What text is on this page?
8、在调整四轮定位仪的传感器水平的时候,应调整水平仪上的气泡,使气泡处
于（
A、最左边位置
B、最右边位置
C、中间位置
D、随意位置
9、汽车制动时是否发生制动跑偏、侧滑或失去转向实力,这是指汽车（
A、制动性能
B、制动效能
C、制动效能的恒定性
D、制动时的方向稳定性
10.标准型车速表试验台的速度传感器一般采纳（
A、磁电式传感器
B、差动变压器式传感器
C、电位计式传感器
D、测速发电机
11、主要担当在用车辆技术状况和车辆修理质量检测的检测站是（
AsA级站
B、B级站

++++

• **Work instructions**
Copy down the whole of the data above, matching it exactly.

• **Answer to this exercise**
What text is on this page?
8、在调整四轮定位仪的传感器水平的时候,应调整水平仪上的气泡,使气泡处
于（
A、最左边位置
B、最右边位置
C、中间位置
D、随意位置
9、汽车制动时是否发生制动跑偏、侧滑或失去转向实力,这是指汽车（
A、制动性能
B、制动效能
C、制动效能的恒定性
D、制动时的方向稳定性
10.标准型车速表试验台的速度传感器一般采纳（
A、磁电式传感器
B、差动变压器式传感器
C、电位计式传感器
D、测速发电机
11、主要担当在用车辆技术状况和车辆修理质量检测的检测站是（
AsA级站
B、B级站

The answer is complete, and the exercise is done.